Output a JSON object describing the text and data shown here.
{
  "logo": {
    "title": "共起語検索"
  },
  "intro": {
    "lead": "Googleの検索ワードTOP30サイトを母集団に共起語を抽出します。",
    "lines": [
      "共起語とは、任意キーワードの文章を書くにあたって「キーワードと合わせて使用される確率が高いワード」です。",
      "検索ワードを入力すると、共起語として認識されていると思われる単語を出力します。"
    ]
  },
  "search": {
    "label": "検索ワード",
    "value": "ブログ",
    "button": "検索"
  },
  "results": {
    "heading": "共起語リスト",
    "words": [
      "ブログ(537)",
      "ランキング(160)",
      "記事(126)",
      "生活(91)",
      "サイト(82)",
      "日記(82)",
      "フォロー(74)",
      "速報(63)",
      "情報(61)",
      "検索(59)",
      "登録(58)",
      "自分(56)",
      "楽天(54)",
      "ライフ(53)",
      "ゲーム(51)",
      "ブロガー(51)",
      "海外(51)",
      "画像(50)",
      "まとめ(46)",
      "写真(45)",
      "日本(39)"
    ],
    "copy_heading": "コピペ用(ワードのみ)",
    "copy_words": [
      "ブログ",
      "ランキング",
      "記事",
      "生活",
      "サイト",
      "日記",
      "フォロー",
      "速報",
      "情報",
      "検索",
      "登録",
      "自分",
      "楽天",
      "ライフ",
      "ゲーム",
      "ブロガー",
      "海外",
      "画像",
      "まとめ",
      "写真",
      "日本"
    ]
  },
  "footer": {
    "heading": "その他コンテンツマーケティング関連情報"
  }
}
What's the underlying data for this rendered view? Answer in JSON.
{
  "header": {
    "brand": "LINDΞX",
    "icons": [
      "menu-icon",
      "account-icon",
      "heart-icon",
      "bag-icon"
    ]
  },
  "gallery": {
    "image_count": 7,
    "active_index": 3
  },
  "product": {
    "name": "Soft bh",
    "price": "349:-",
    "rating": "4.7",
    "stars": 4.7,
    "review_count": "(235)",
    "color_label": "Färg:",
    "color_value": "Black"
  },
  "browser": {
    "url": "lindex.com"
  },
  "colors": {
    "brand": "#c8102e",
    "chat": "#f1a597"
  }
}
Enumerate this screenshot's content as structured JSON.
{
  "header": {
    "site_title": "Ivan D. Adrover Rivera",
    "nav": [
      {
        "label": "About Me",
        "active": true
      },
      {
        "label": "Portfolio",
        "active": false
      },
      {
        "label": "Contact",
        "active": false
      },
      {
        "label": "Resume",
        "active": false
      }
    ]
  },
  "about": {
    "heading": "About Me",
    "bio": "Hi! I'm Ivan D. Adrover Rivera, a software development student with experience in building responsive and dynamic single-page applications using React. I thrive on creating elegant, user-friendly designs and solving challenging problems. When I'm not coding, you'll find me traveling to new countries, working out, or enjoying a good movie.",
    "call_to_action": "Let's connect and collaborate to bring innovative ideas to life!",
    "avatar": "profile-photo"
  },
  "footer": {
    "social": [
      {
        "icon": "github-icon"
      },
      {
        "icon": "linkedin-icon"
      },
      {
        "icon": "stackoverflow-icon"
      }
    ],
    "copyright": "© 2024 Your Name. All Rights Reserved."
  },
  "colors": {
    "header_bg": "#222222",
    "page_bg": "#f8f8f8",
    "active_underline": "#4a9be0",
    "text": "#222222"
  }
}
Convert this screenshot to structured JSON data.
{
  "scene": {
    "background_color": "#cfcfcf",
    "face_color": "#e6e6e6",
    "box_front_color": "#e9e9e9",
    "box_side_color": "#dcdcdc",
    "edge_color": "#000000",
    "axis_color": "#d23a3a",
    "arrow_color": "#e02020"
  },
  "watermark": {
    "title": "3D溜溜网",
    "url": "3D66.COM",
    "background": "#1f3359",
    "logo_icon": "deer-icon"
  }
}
+++++
**OBJECTIVE:** Give back each line above precisely as it stands.

**SOLUTION TO THE PROBLEM:**
Output a JSON object describing the text and data shown here.
{
  "logo": {
    "title": "共起語検索"
  },
  "intro": {
    "lead": "Googleの検索ワードTOP30サイトを母集団に共起語を抽出します。",
    "lines": [
      "共起語とは、任意キーワードの文章を書くにあたって「キーワードと合わせて使用される確率が高いワード」です。",
      "検索ワードを入力すると、共起語として認識されていると思われる単語を出力します。"
    ]
  },
  "search": {
    "label": "検索ワード",
    "value": "ブログ",
    "button": "検索"
  },
  "results": {
    "heading": "共起語リスト",
    "words": [
      "ブログ(537)",
      "ランキング(160)",
      "記事(126)",
      "生活(91)",
      "サイト(82)",
      "日記(82)",
      "フォロー(74)",
      "速報(63)",
      "情報(61)",
      "検索(59)",
      "登録(58)",
      "自分(56)",
      "楽天(54)",
      "ライフ(53)",
      "ゲーム(51)",
      "ブロガー(51)",
      "海外(51)",
      "画像(50)",
      "まとめ(46)",
      "写真(45)",
      "日本(39)"
    ],
    "copy_heading": "コピペ用(ワードのみ)",
    "copy_words": [
      "ブログ",
      "ランキング",
      "記事",
      "生活",
      "サイト",
      "日記",
      "フォロー",
      "速報",
      "情報",
      "検索",
      "登録",
      "自分",
      "楽天",
      "ライフ",
      "ゲーム",
      "ブロガー",
      "海外",
      "画像",
      "まとめ",
      "写真",
      "日本"
    ]
  },
  "footer": {
    "heading": "その他コンテンツマーケティング関連情報"
  }
}
What's the underlying data for this rendered view? Answer in JSON.
{
  "header": {
    "brand": "LINDΞX",
    "icons": [
      "menu-icon",
      "account-icon",
      "heart-icon",
      "bag-icon"
    ]
  },
  "gallery": {
    "image_count": 7,
    "active_index": 3
  },
  "product": {
    "name": "Soft bh",
    "price": "349:-",
    "rating": "4.7",
    "stars": 4.7,
    "review_count": "(235)",
    "color_label": "Färg:",
    "color_value": "Black"
  },
  "browser": {
    "url": "lindex.com"
  },
  "colors": {
    "brand": "#c8102e",
    "chat": "#f1a597"
  }
}
Enumerate this screenshot's content as structured JSON.
{
  "header": {
    "site_title": "Ivan D. Adrover Rivera",
    "nav": [
      {
        "label": "About Me",
        "active": true
      },
      {
        "label": "Portfolio",
        "active": false
      },
      {
        "label": "Contact",
        "active": false
      },
      {
        "label": "Resume",
        "active": false
      }
    ]
  },
  "about": {
    "heading": "About Me",
    "bio": "Hi! I'm Ivan D. Adrover Rivera, a software development student with experience in building responsive and dynamic single-page applications using React. I thrive on creating elegant, user-friendly designs and solving challenging problems. When I'm not coding, you'll find me traveling to new countries, working out, or enjoying a good movie.",
    "call_to_action": "Let's connect and collaborate to bring innovative ideas to life!",
    "avatar": "profile-photo"
  },
  "footer": {
    "social": [
      {
        "icon": "github-icon"
      },
      {
        "icon": "linkedin-icon"
      },
      {
        "icon": "stackoverflow-icon"
      }
    ],
    "copyright": "© 2024 Your Name. All Rights Reserved."
  },
  "colors": {
    "header_bg": "#222222",
    "page_bg": "#f8f8f8",
    "active_underline": "#4a9be0",
    "text": "#222222"
  }
}
Convert this screenshot to structured JSON data.
{
  "scene": {
    "background_color": "#cfcfcf",
    "face_color": "#e6e6e6",
    "box_front_color": "#e9e9e9",
    "box_side_color": "#dcdcdc",
    "edge_color": "#000000",
    "axis_color": "#d23a3a",
    "arrow_color": "#e02020"
  },
  "watermark": {
    "title": "3D溜溜网",
    "url": "3D66.COM",
    "background": "#1f3359",
    "logo_icon": "deer-icon"
  }
}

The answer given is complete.